Work to complete.
Copy out each line exactly as it appears.

Data excerpts.
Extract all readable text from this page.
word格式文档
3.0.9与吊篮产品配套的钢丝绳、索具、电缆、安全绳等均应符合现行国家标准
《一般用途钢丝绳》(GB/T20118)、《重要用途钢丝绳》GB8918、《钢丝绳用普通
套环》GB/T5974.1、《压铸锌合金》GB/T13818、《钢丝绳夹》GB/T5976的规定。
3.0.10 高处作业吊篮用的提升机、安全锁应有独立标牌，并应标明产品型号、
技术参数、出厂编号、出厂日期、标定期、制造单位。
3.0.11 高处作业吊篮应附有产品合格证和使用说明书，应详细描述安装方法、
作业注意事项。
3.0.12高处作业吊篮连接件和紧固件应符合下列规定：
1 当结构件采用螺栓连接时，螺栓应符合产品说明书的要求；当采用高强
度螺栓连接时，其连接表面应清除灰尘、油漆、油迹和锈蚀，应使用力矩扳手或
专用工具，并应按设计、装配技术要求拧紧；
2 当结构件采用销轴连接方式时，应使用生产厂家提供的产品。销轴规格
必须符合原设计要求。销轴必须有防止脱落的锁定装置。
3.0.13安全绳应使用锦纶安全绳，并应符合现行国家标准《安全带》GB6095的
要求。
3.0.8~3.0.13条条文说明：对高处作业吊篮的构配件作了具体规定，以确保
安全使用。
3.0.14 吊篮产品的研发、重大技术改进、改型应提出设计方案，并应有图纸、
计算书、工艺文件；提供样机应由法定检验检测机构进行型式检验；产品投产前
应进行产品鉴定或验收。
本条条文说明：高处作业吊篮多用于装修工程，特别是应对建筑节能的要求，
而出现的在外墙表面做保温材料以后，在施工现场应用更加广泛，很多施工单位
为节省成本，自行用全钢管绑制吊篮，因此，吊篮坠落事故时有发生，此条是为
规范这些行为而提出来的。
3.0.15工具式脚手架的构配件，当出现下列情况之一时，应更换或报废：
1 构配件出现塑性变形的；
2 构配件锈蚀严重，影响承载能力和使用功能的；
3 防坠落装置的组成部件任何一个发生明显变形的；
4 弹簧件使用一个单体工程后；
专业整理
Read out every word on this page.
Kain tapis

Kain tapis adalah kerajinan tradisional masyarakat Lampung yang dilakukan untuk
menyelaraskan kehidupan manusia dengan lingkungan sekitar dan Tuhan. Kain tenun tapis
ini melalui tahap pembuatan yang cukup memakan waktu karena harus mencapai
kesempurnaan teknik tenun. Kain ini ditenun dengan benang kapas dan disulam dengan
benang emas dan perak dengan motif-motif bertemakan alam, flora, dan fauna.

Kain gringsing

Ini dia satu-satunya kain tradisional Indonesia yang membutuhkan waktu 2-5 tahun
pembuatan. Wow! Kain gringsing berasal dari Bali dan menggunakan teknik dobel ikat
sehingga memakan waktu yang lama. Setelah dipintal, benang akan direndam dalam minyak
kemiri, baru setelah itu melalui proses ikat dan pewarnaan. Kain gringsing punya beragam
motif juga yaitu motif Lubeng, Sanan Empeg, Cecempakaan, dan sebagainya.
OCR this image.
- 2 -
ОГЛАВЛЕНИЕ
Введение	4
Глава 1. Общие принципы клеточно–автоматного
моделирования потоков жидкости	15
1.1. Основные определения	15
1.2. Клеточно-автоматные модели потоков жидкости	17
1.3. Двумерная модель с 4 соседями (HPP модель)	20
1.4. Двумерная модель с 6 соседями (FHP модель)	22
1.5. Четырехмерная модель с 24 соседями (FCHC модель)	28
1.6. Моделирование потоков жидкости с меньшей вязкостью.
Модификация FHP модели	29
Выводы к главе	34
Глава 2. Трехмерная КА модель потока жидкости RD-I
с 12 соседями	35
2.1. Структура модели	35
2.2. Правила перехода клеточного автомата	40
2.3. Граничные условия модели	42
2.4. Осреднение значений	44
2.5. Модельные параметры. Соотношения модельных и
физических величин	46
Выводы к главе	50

Written answer.
Extract all readable text from this page.
word格式文档
3.0.9与吊篮产品配套的钢丝绳、索具、电缆、安全绳等均应符合现行国家标准
《一般用途钢丝绳》(GB/T20118)、《重要用途钢丝绳》GB8918、《钢丝绳用普通
套环》GB/T5974.1、《压铸锌合金》GB/T13818、《钢丝绳夹》GB/T5976的规定。
3.0.10 高处作业吊篮用的提升机、安全锁应有独立标牌，并应标明产品型号、
技术参数、出厂编号、出厂日期、标定期、制造单位。
3.0.11 高处作业吊篮应附有产品合格证和使用说明书，应详细描述安装方法、
作业注意事项。
3.0.12高处作业吊篮连接件和紧固件应符合下列规定：
1 当结构件采用螺栓连接时，螺栓应符合产品说明书的要求；当采用高强
度螺栓连接时，其连接表面应清除灰尘、油漆、油迹和锈蚀，应使用力矩扳手或
专用工具，并应按设计、装配技术要求拧紧；
2 当结构件采用销轴连接方式时，应使用生产厂家提供的产品。销轴规格
必须符合原设计要求。销轴必须有防止脱落的锁定装置。
3.0.13安全绳应使用锦纶安全绳，并应符合现行国家标准《安全带》GB6095的
要求。
3.0.8~3.0.13条条文说明：对高处作业吊篮的构配件作了具体规定，以确保
安全使用。
3.0.14 吊篮产品的研发、重大技术改进、改型应提出设计方案，并应有图纸、
计算书、工艺文件；提供样机应由法定检验检测机构进行型式检验；产品投产前
应进行产品鉴定或验收。
本条条文说明：高处作业吊篮多用于装修工程，特别是应对建筑节能的要求，
而出现的在外墙表面做保温材料以后，在施工现场应用更加广泛，很多施工单位
为节省成本，自行用全钢管绑制吊篮，因此，吊篮坠落事故时有发生，此条是为
规范这些行为而提出来的。
3.0.15工具式脚手架的构配件，当出现下列情况之一时，应更换或报废：
1 构配件出现塑性变形的；
2 构配件锈蚀严重，影响承载能力和使用功能的；
3 防坠落装置的组成部件任何一个发生明显变形的；
4 弹簧件使用一个单体工程后；
专业整理
Read out every word on this page.
Kain tapis

Kain tapis adalah kerajinan tradisional masyarakat Lampung yang dilakukan untuk
menyelaraskan kehidupan manusia dengan lingkungan sekitar dan Tuhan. Kain tenun tapis
ini melalui tahap pembuatan yang cukup memakan waktu karena harus mencapai
kesempurnaan teknik tenun. Kain ini ditenun dengan benang kapas dan disulam dengan
benang emas dan perak dengan motif-motif bertemakan alam, flora, dan fauna.

Kain gringsing

Ini dia satu-satunya kain tradisional Indonesia yang membutuhkan waktu 2-5 tahun
pembuatan. Wow! Kain gringsing berasal dari Bali dan menggunakan teknik dobel ikat
sehingga memakan waktu yang lama. Setelah dipintal, benang akan direndam dalam minyak
kemiri, baru setelah itu melalui proses ikat dan pewarnaan. Kain gringsing punya beragam
motif juga yaitu motif Lubeng, Sanan Empeg, Cecempakaan, dan sebagainya.
OCR this image.
- 2 -
ОГЛАВЛЕНИЕ
Введение	4
Глава 1. Общие принципы клеточно–автоматного
моделирования потоков жидкости	15
1.1. Основные определения	15
1.2. Клеточно-автоматные модели потоков жидкости	17
1.3. Двумерная модель с 4 соседями (HPP модель)	20
1.4. Двумерная модель с 6 соседями (FHP модель)	22
1.5. Четырехмерная модель с 24 соседями (FCHC модель)	28
1.6. Моделирование потоков жидкости с меньшей вязкостью.
Модификация FHP модели	29
Выводы к главе	34
Глава 2. Трехмерная КА модель потока жидкости RD-I
с 12 соседями	35
2.1. Структура модели	35
2.2. Правила перехода клеточного автомата	40
2.3. Граничные условия модели	42
2.4. Осреднение значений	44
2.5. Модельные параметры. Соотношения модельных и
физических величин	46
Выводы к главе	50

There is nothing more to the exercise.